**REQUIREMENT**.
Within the records, which lines hold the string "reduced"? Report each one by copying it.

──────── INPUT DATA

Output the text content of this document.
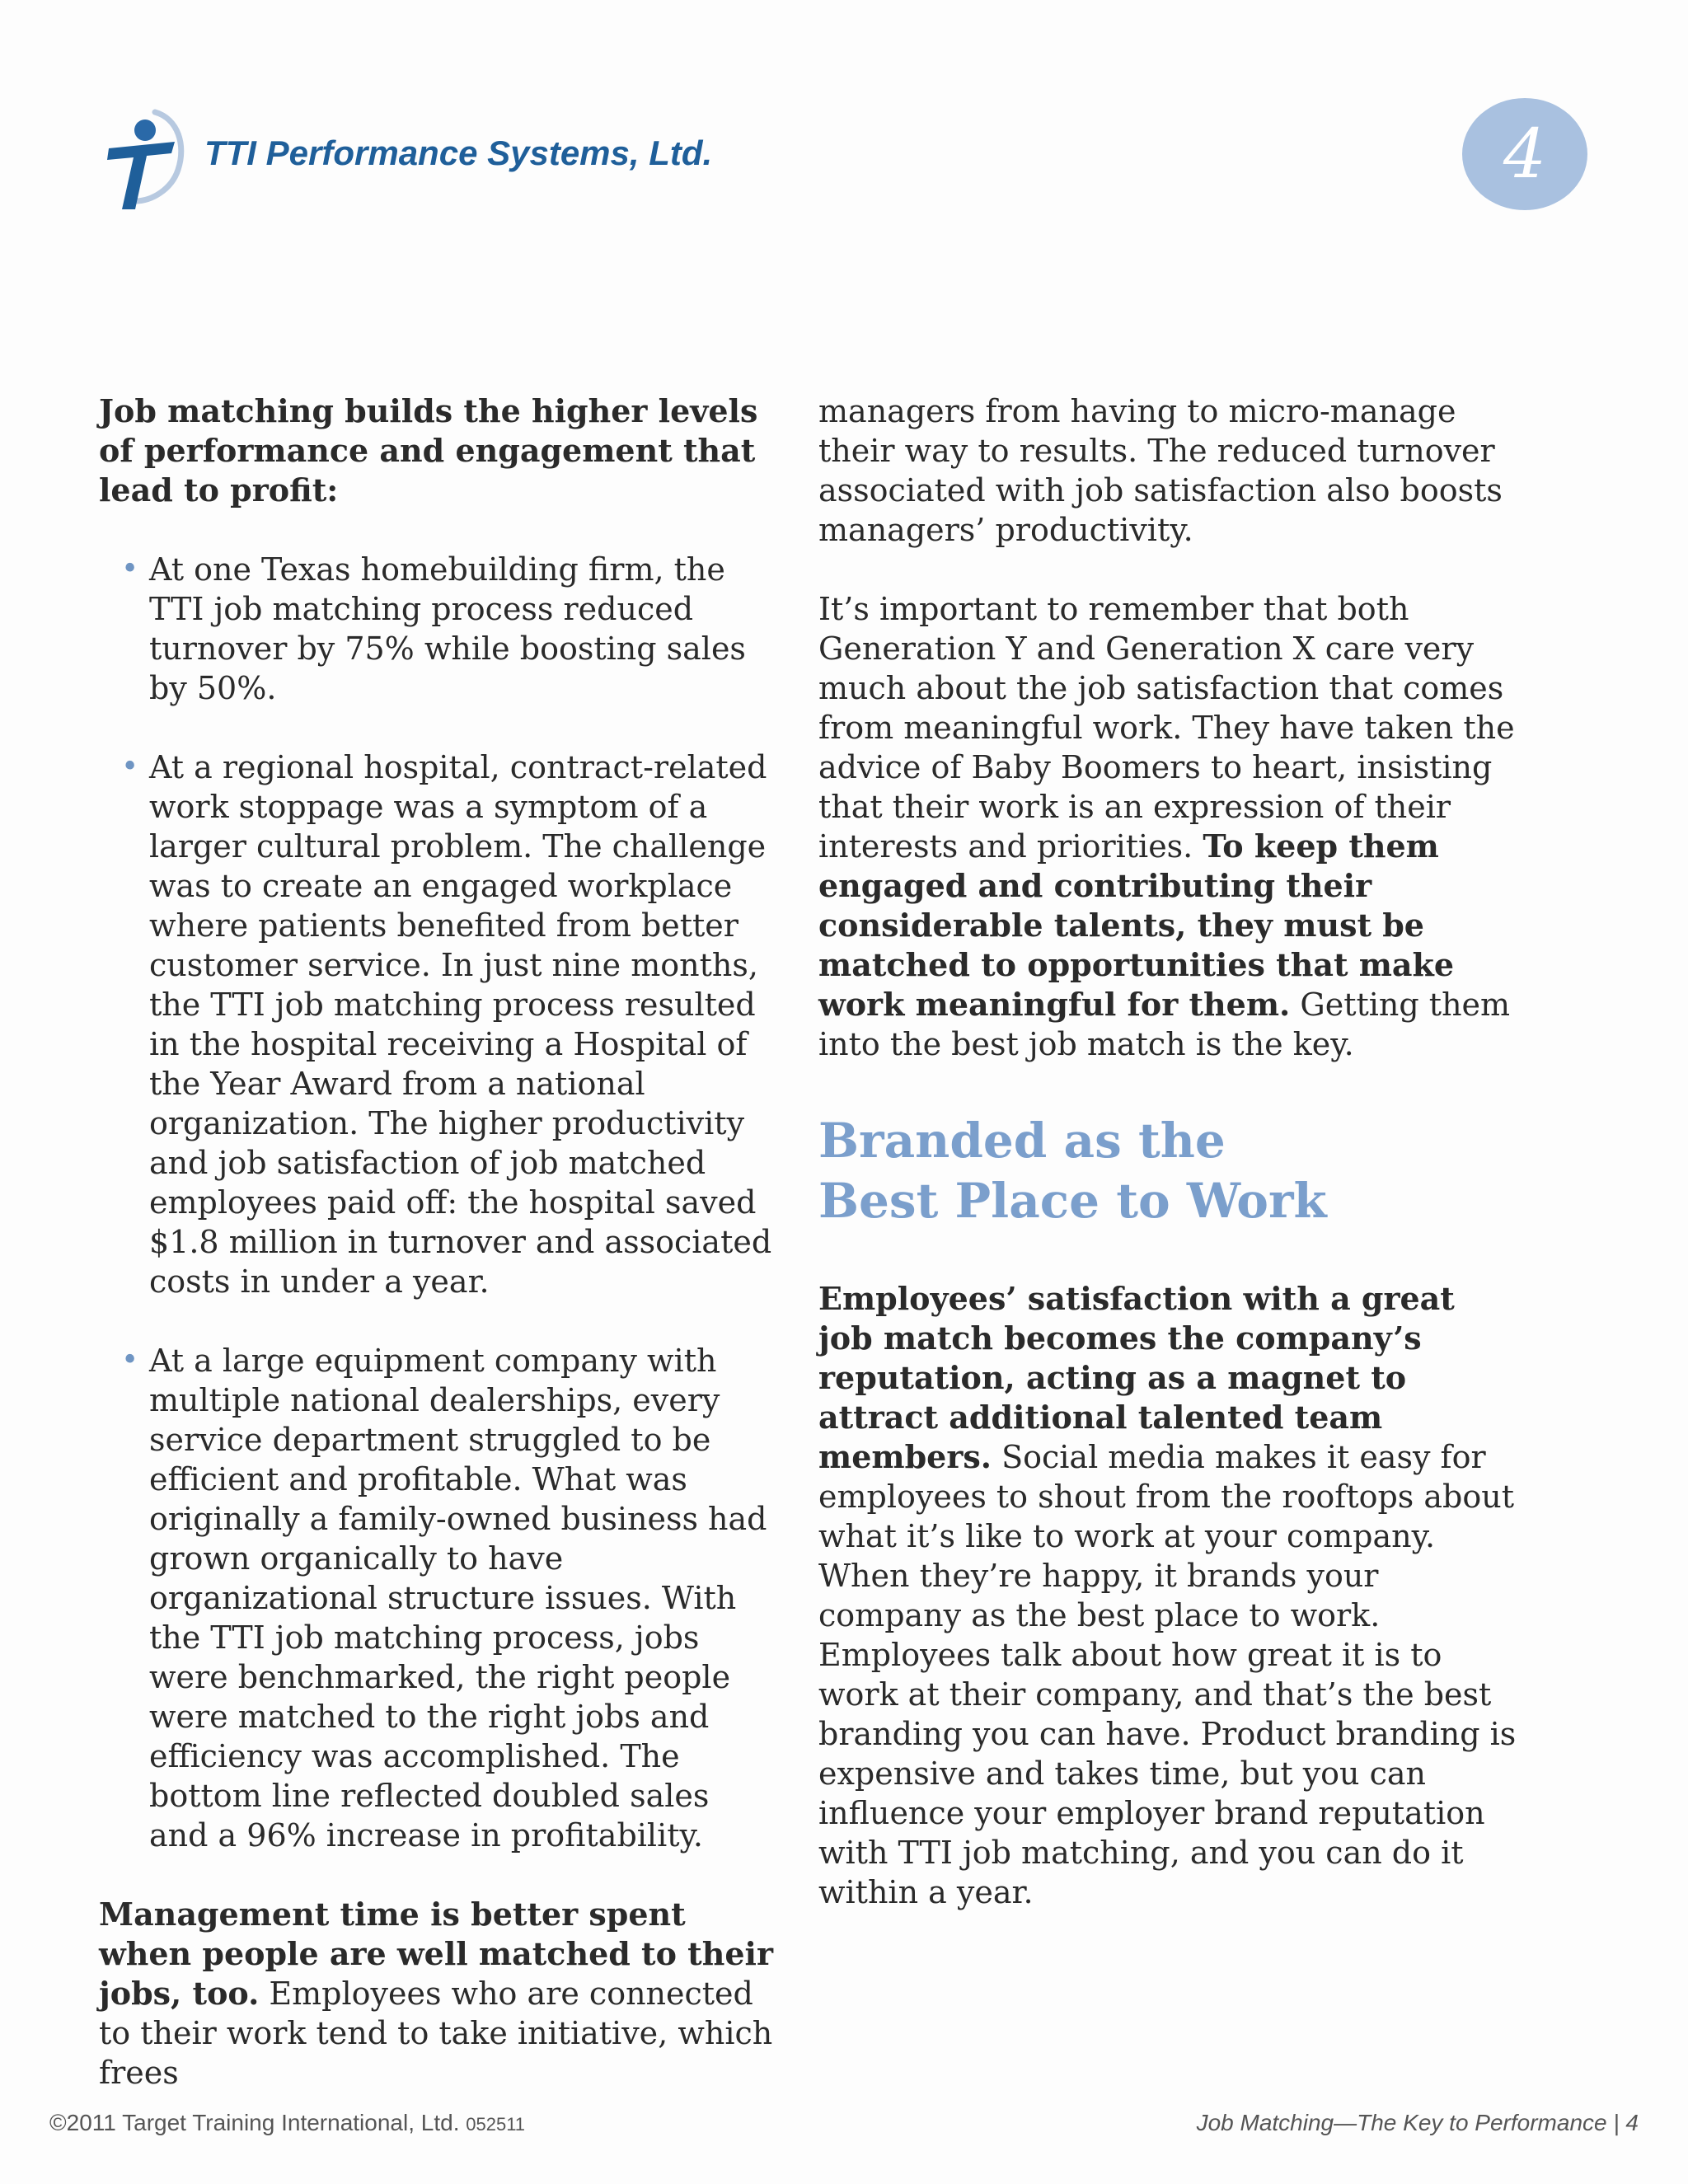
TTI Performance Systems, Ltd.	4

Job matching builds the higher levels of performance and engagement that lead to profit:

• At one Texas homebuilding firm, the TTI job matching process reduced turnover by 75% while boosting sales by 50%.
• At a regional hospital, contract-related work stoppage was a symptom of a larger cultural problem. The challenge was to create an engaged workplace where patients benefited from better customer service. In just nine months, the TTI job matching process resulted in the hospital receiving a Hospital of the Year Award from a national organization. The higher productivity and job satisfaction of job matched employees paid off: the hospital saved $1.8 million in turnover and associated costs in under a year.
• At a large equipment company with multiple national dealerships, every service department struggled to be efficient and profitable. What was originally a family-owned business had grown organically to have organizational structure issues. With the TTI job matching process, jobs were benchmarked, the right people were matched to the right jobs and efficiency was accomplished. The bottom line reflected doubled sales and a 96% increase in profitability.

Management time is better spent when people are well matched to their jobs, too. Employees who are connected to their work tend to take initiative, which frees

managers from having to micro-manage their way to results. The reduced turnover associated with job satisfaction also boosts managers’ productivity.

It’s important to remember that both Generation Y and Generation X care very much about the job satisfaction that comes from meaningful work. They have taken the advice of Baby Boomers to heart, insisting that their work is an expression of their interests and priorities. To keep them engaged and contributing their considerable talents, they must be matched to opportunities that make work meaningful for them. Getting them into the best job match is the key.

Branded as the
Best Place to Work

Employees’ satisfaction with a great job match becomes the company’s reputation, acting as a magnet to attract additional talented team members. Social media makes it easy for employees to shout from the rooftops about what it’s like to work at your company. When they’re happy, it brands your company as the best place to work. Employees talk about how great it is to work at their company, and that’s the best branding you can have. Product branding is expensive and takes time, but you can influence your employer brand reputation with TTI job matching, and you can do it within a year.

©2011 Target Training International, Ltd. 052511	Job Matching—The Key to Performance | 4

────────────────

**EXERCISE RESULT**.
• At one Texas homebuilding firm, the TTI job matching process reduced turnover by 75% while boosting sales by 50%.
managers from having to micro-manage their way to results. The reduced turnover associated with job satisfaction also boosts managers’ productivity.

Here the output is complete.